======== INPUT FOR THIS TASK

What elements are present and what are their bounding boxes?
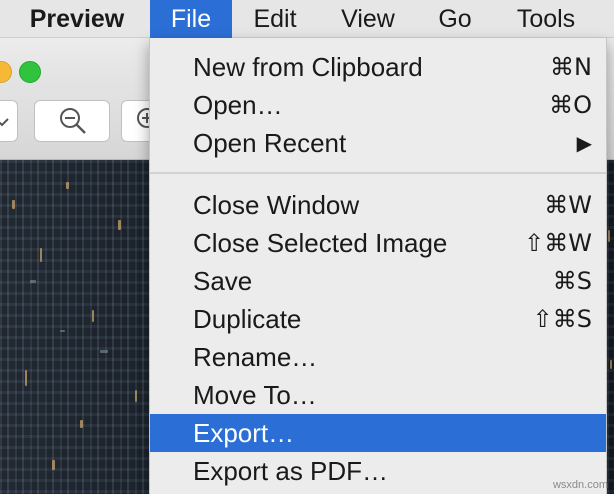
menu-item-shortcut: ⇧⌘S	[532, 305, 592, 333]
menu-item-rename[interactable]: Rename…	[150, 338, 606, 376]
menubar-tools[interactable]: Tools	[504, 0, 588, 38]
menubar-app-name[interactable]: Preview	[22, 0, 132, 38]
menu-item-label: Move To…	[193, 380, 317, 410]
zoom-out-button[interactable]	[34, 100, 110, 142]
menu-bar: Preview File Edit View Go Tools	[0, 0, 614, 38]
menu-item-save[interactable]: Save ⌘S	[150, 262, 606, 300]
menubar-edit[interactable]: Edit	[242, 0, 308, 38]
menu-item-move-to[interactable]: Move To…	[150, 376, 606, 414]
menu-item-shortcut: ⌘N	[550, 53, 592, 81]
menu-item-close-window[interactable]: Close Window ⌘W	[150, 186, 606, 224]
submenu-arrow-icon: ▶	[576, 131, 592, 155]
menu-item-open[interactable]: Open… ⌘O	[150, 86, 606, 124]
menu-item-label: New from Clipboard	[193, 52, 423, 82]
menu-item-label: Export as PDF…	[193, 456, 389, 486]
menu-item-label: Export…	[193, 418, 295, 448]
menu-item-label: Open Recent	[193, 128, 347, 158]
menu-item-label: Close Window	[193, 190, 360, 220]
menu-item-label: Rename…	[193, 342, 318, 372]
menu-item-close-selected-image[interactable]: Close Selected Image ⇧⌘W	[150, 224, 606, 262]
menu-item-duplicate[interactable]: Duplicate ⇧⌘S	[150, 300, 606, 338]
menu-item-export-as-pdf[interactable]: Export as PDF…	[150, 452, 606, 490]
menubar-file[interactable]: File	[150, 0, 232, 38]
menu-item-shortcut: ⌘S	[552, 267, 592, 295]
minimize-button[interactable]	[0, 61, 12, 83]
chevron-down-icon	[0, 118, 9, 127]
zoom-out-icon	[60, 108, 86, 134]
menu-item-export[interactable]: Export…	[150, 414, 606, 452]
menu-separator	[150, 172, 606, 174]
menu-item-shortcut: ⌘W	[544, 191, 592, 219]
menu-item-label: Close Selected Image	[193, 228, 448, 258]
file-menu-dropdown: New from Clipboard ⌘N Open… ⌘O Open Rece…	[149, 38, 607, 494]
menu-item-shortcut: ⌘O	[549, 91, 592, 119]
menubar-go[interactable]: Go	[430, 0, 480, 38]
menu-item-label: Save	[193, 266, 253, 296]
menu-item-new-from-clipboard[interactable]: New from Clipboard ⌘N	[150, 48, 606, 86]
menu-item-shortcut: ⇧⌘W	[524, 229, 592, 257]
menu-item-label: Duplicate	[193, 304, 302, 334]
view-menu-button[interactable]	[0, 100, 18, 142]
menubar-view[interactable]: View	[330, 0, 406, 38]
menu-item-label: Open…	[193, 90, 283, 120]
watermark: wsxdn.com	[552, 479, 608, 491]
menu-item-open-recent[interactable]: Open Recent ▶	[150, 124, 606, 162]
zoom-window-button[interactable]	[19, 61, 41, 83]
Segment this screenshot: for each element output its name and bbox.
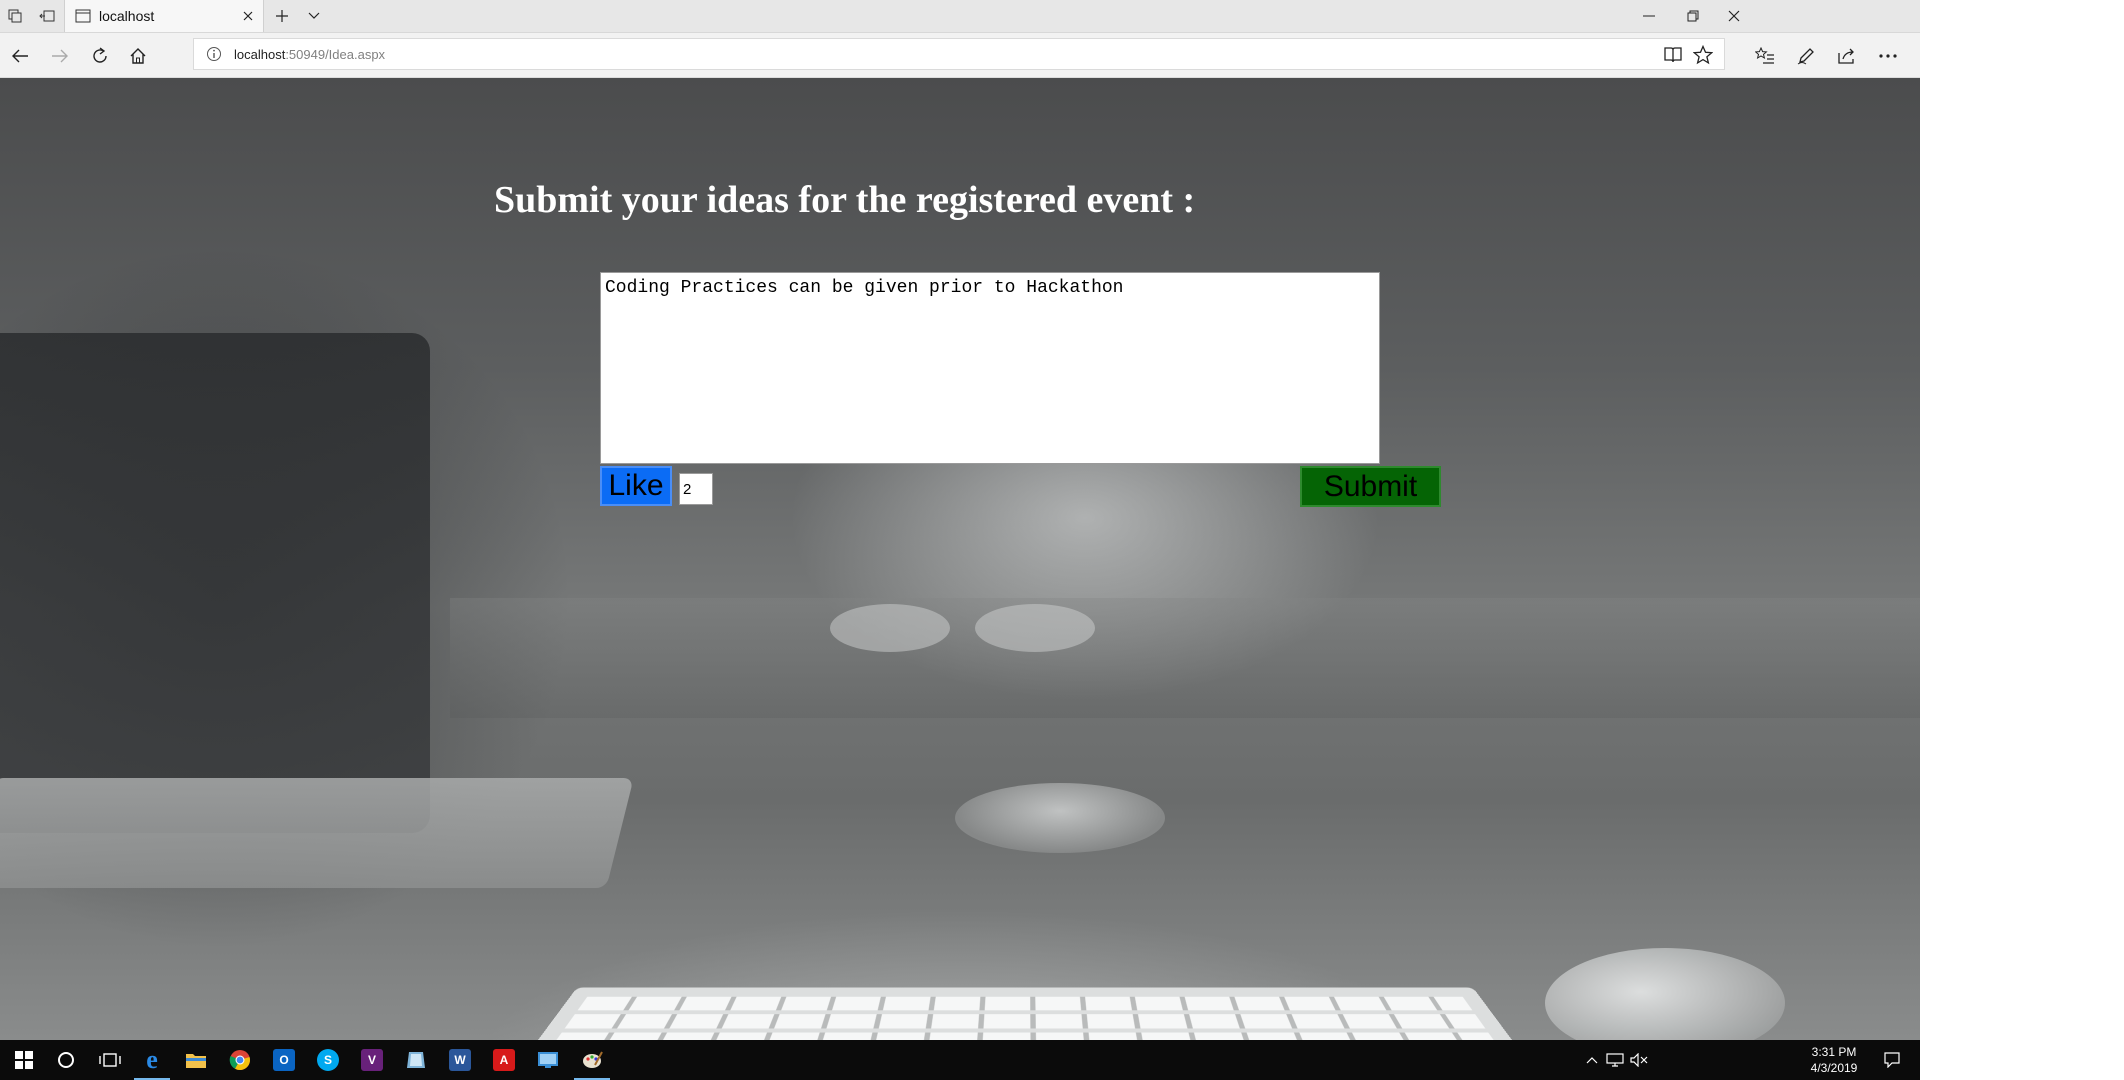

================

** WRITTEN EXERCISE **
Copy word for word everything in the entries from the line containing "305, 592, 333]" down to the line containing "menu-item-label: Close Selected", with both of those lines included.

** ANSWER TO THE PROBLEM **
menu-item-shortcut: ⇧⌘S	[532, 305, 592, 333]
menu-item-rename[interactable]: Rename…	[150, 338, 606, 376]
menubar-tools[interactable]: Tools	[504, 0, 588, 38]
menubar-app-name[interactable]: Preview	[22, 0, 132, 38]
menu-item-label: Move To…	[193, 380, 317, 410]
zoom-out-button[interactable]	[34, 100, 110, 142]
menu-bar: Preview File Edit View Go Tools	[0, 0, 614, 38]
menu-item-save[interactable]: Save ⌘S	[150, 262, 606, 300]
menubar-edit[interactable]: Edit	[242, 0, 308, 38]
menu-item-move-to[interactable]: Move To…	[150, 376, 606, 414]
menu-item-shortcut: ⌘N	[550, 53, 592, 81]
menu-item-close-window[interactable]: Close Window ⌘W	[150, 186, 606, 224]
submenu-arrow-icon: ▶	[576, 131, 592, 155]
menu-item-open[interactable]: Open… ⌘O	[150, 86, 606, 124]
menu-item-label: New from Clipboard	[193, 52, 423, 82]
menu-item-label: Export as PDF…	[193, 456, 389, 486]
menu-item-label: Export…	[193, 418, 295, 448]
menu-item-label: Open Recent	[193, 128, 347, 158]
menu-item-label: Close Window	[193, 190, 360, 220]
menu-item-label: Rename…	[193, 342, 318, 372]
menu-item-close-selected-image[interactable]: Close Selected Image ⇧⌘W	[150, 224, 606, 262]
menu-item-duplicate[interactable]: Duplicate ⇧⌘S	[150, 300, 606, 338]
menu-item-export-as-pdf[interactable]: Export as PDF…	[150, 452, 606, 490]
menubar-file[interactable]: File	[150, 0, 232, 38]
menu-item-shortcut: ⌘S	[552, 267, 592, 295]
minimize-button[interactable]	[0, 61, 12, 83]
chevron-down-icon	[0, 118, 9, 127]
zoom-out-icon	[60, 108, 86, 134]
menu-item-export[interactable]: Export…	[150, 414, 606, 452]
menu-separator	[150, 172, 606, 174]
menu-item-shortcut: ⌘W	[544, 191, 592, 219]
menu-item-label: Close Selected Image	[193, 228, 448, 258]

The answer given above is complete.